---------- Provided material ----------

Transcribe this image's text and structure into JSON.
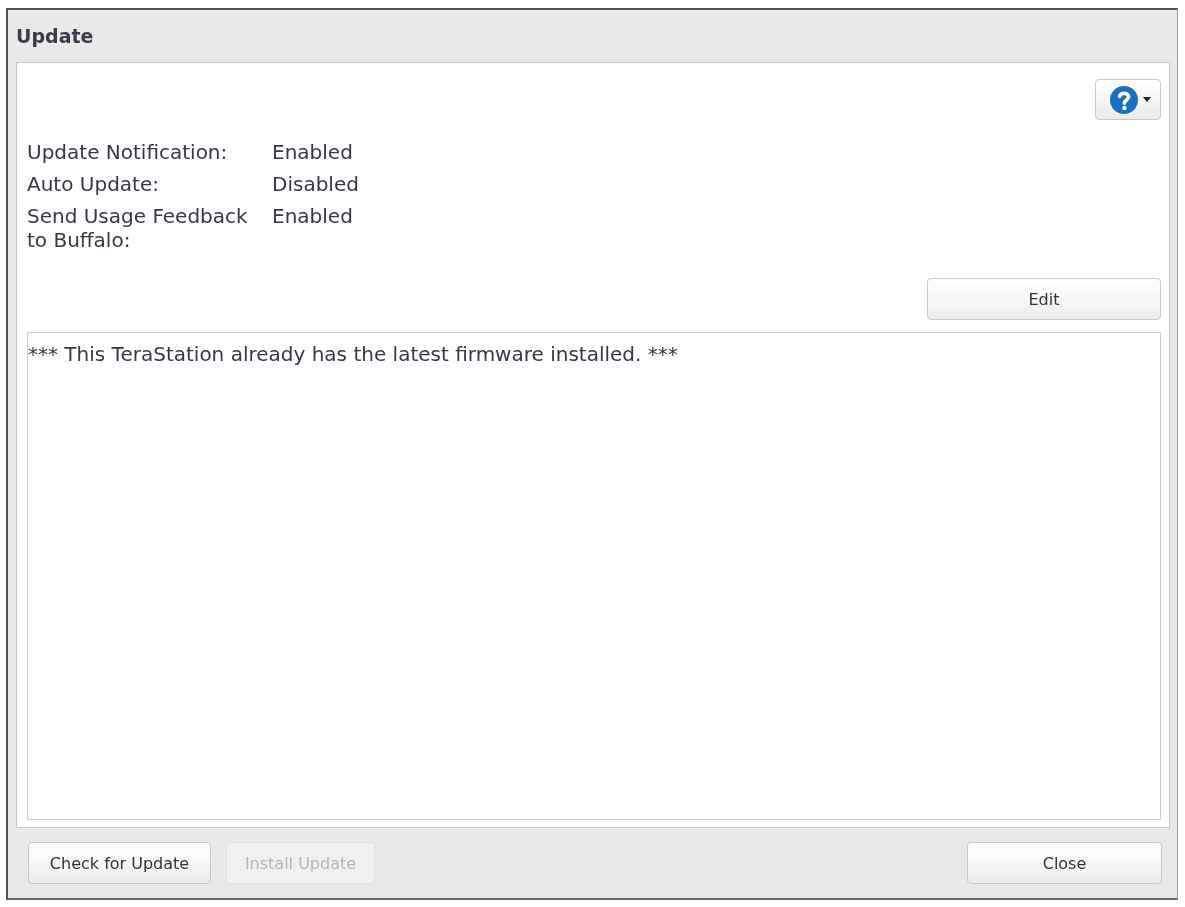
{
  "window": {
    "title": "Update"
  },
  "settings": [
    {
      "label": "Update Notification:",
      "value": "Enabled"
    },
    {
      "label": "Auto Update:",
      "value": "Disabled"
    },
    {
      "label": "Send Usage Feedback to Buffalo:",
      "value": "Enabled"
    }
  ],
  "edit_button": {
    "label": "Edit"
  },
  "log": {
    "text": "*** This TeraStation already has the latest firmware installed. ***"
  },
  "footer": {
    "left_buttons": [
      {
        "label": "Check for Update",
        "disabled": false
      },
      {
        "label": "Install Update",
        "disabled": true
      }
    ],
    "right_buttons": [
      {
        "label": "Close",
        "disabled": false
      }
    ]
  }
}
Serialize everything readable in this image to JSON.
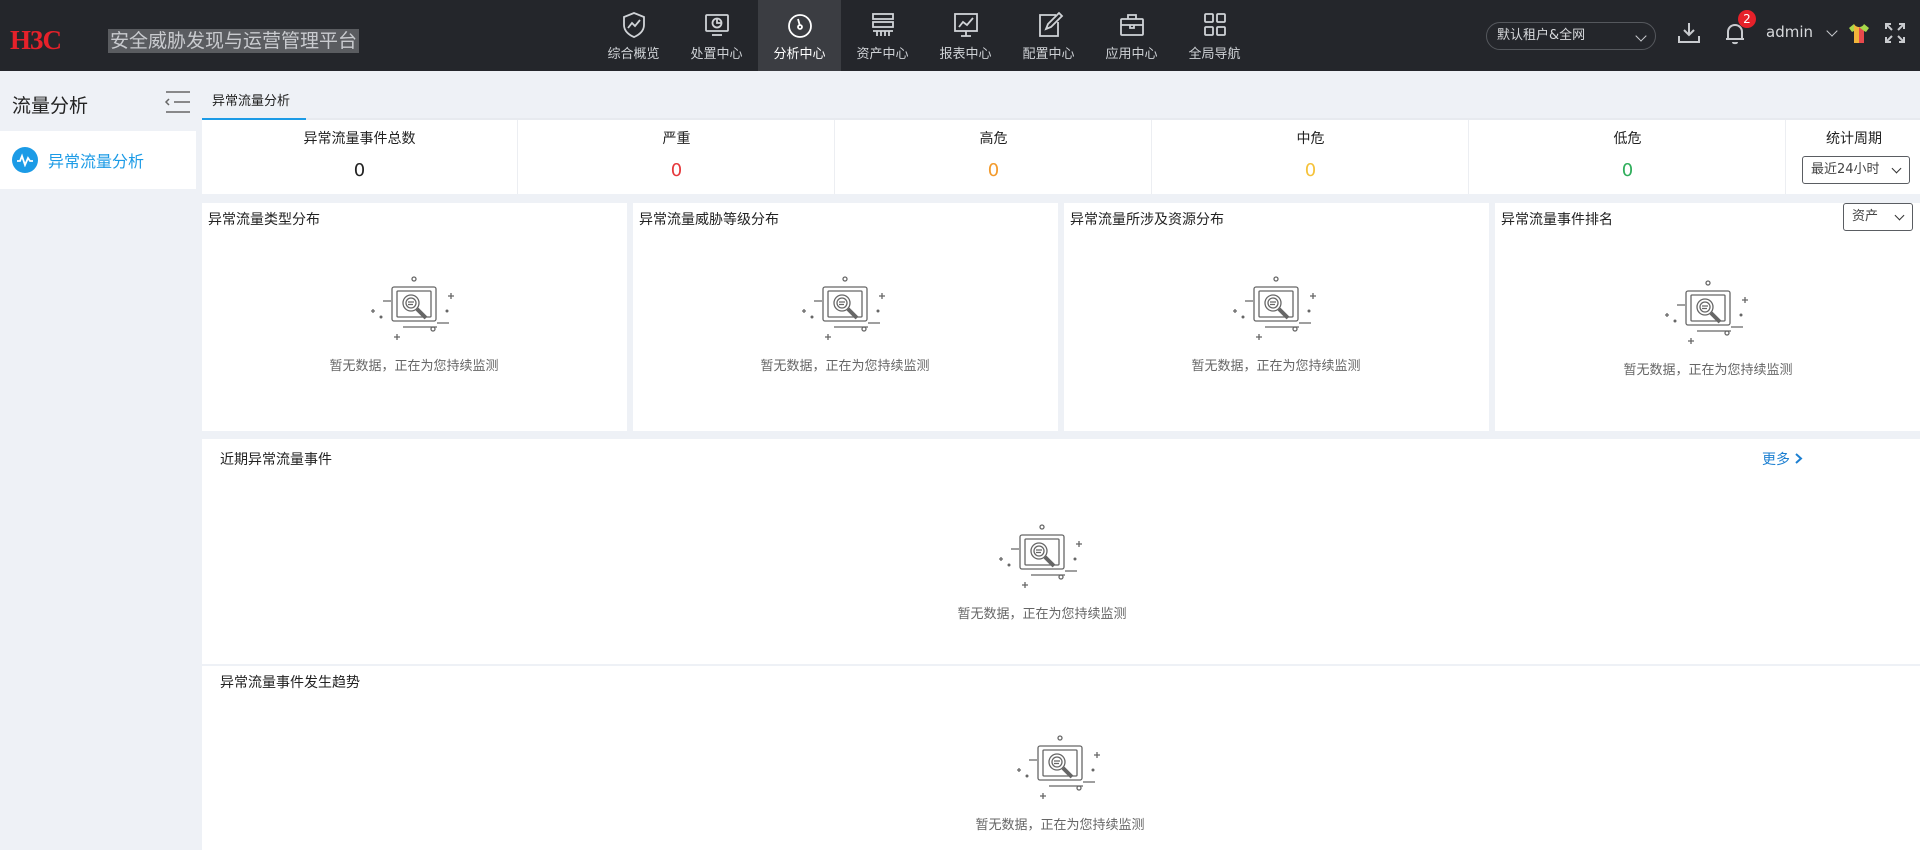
{
  "header": {
    "logo_text": "H3C",
    "platform_title": "安全威胁发现与运营管理平台",
    "nav": [
      {
        "label": "综合概览",
        "icon": "shield-chart-icon"
      },
      {
        "label": "处置中心",
        "icon": "monitor-pie-icon"
      },
      {
        "label": "分析中心",
        "icon": "gauge-icon",
        "active": true
      },
      {
        "label": "资产中心",
        "icon": "server-rack-icon"
      },
      {
        "label": "报表中心",
        "icon": "report-chart-icon"
      },
      {
        "label": "配置中心",
        "icon": "config-edit-icon"
      },
      {
        "label": "应用中心",
        "icon": "briefcase-icon"
      },
      {
        "label": "全局导航",
        "icon": "grid-icon"
      }
    ],
    "tenant_select": "默认租户&全网",
    "notification_count": "2",
    "user": "admin"
  },
  "sidebar": {
    "title": "流量分析",
    "items": [
      {
        "label": "异常流量分析",
        "icon": "pulse-icon"
      }
    ]
  },
  "tabs": [
    {
      "label": "异常流量分析"
    }
  ],
  "stats": [
    {
      "label": "异常流量事件总数",
      "value": "0",
      "color": "#222222"
    },
    {
      "label": "严重",
      "value": "0",
      "color": "#e6383b"
    },
    {
      "label": "高危",
      "value": "0",
      "color": "#f39a2b"
    },
    {
      "label": "中危",
      "value": "0",
      "color": "#f5c23a"
    },
    {
      "label": "低危",
      "value": "0",
      "color": "#2fae5b"
    }
  ],
  "period": {
    "label": "统计周期",
    "selected": "最近24小时"
  },
  "cards": [
    {
      "title": "异常流量类型分布"
    },
    {
      "title": "异常流量威胁等级分布"
    },
    {
      "title": "异常流量所涉及资源分布"
    },
    {
      "title": "异常流量事件排名",
      "select": "资产"
    }
  ],
  "recent": {
    "title": "近期异常流量事件",
    "more": "更多"
  },
  "trend": {
    "title": "异常流量事件发生趋势"
  },
  "empty_text": "暂无数据，正在为您持续监测",
  "colors": {
    "accent": "#1c9be6",
    "topbar": "#24262b",
    "brand_red": "#e6212a"
  }
}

----------

Your task:
Repeat each entry exactly as it appears; skip any picture.

Output for this task:
Transcribe this image's text and structure into JSON.
{
  "window": {
    "title": "Update"
  },
  "settings": [
    {
      "label": "Update Notification:",
      "value": "Enabled"
    },
    {
      "label": "Auto Update:",
      "value": "Disabled"
    },
    {
      "label": "Send Usage Feedback to Buffalo:",
      "value": "Enabled"
    }
  ],
  "edit_button": {
    "label": "Edit"
  },
  "log": {
    "text": "*** This TeraStation already has the latest firmware installed. ***"
  },
  "footer": {
    "left_buttons": [
      {
        "label": "Check for Update",
        "disabled": false
      },
      {
        "label": "Install Update",
        "disabled": true
      }
    ],
    "right_buttons": [
      {
        "label": "Close",
        "disabled": false
      }
    ]
  }
}
Serialize everything readable in this image to JSON.
{
  "header": {
    "logo_text": "H3C",
    "platform_title": "安全威胁发现与运营管理平台",
    "nav": [
      {
        "label": "综合概览",
        "icon": "shield-chart-icon"
      },
      {
        "label": "处置中心",
        "icon": "monitor-pie-icon"
      },
      {
        "label": "分析中心",
        "icon": "gauge-icon",
        "active": true
      },
      {
        "label": "资产中心",
        "icon": "server-rack-icon"
      },
      {
        "label": "报表中心",
        "icon": "report-chart-icon"
      },
      {
        "label": "配置中心",
        "icon": "config-edit-icon"
      },
      {
        "label": "应用中心",
        "icon": "briefcase-icon"
      },
      {
        "label": "全局导航",
        "icon": "grid-icon"
      }
    ],
    "tenant_select": "默认租户&全网",
    "notification_count": "2",
    "user": "admin"
  },
  "sidebar": {
    "title": "流量分析",
    "items": [
      {
        "label": "异常流量分析",
        "icon": "pulse-icon"
      }
    ]
  },
  "tabs": [
    {
      "label": "异常流量分析"
    }
  ],
  "stats": [
    {
      "label": "异常流量事件总数",
      "value": "0",
      "color": "#222222"
    },
    {
      "label": "严重",
      "value": "0",
      "color": "#e6383b"
    },
    {
      "label": "高危",
      "value": "0",
      "color": "#f39a2b"
    },
    {
      "label": "中危",
      "value": "0",
      "color": "#f5c23a"
    },
    {
      "label": "低危",
      "value": "0",
      "color": "#2fae5b"
    }
  ],
  "period": {
    "label": "统计周期",
    "selected": "最近24小时"
  },
  "cards": [
    {
      "title": "异常流量类型分布"
    },
    {
      "title": "异常流量威胁等级分布"
    },
    {
      "title": "异常流量所涉及资源分布"
    },
    {
      "title": "异常流量事件排名",
      "select": "资产"
    }
  ],
  "recent": {
    "title": "近期异常流量事件",
    "more": "更多"
  },
  "trend": {
    "title": "异常流量事件发生趋势"
  },
  "empty_text": "暂无数据，正在为您持续监测",
  "colors": {
    "accent": "#1c9be6",
    "topbar": "#24262b",
    "brand_red": "#e6212a"
  }
}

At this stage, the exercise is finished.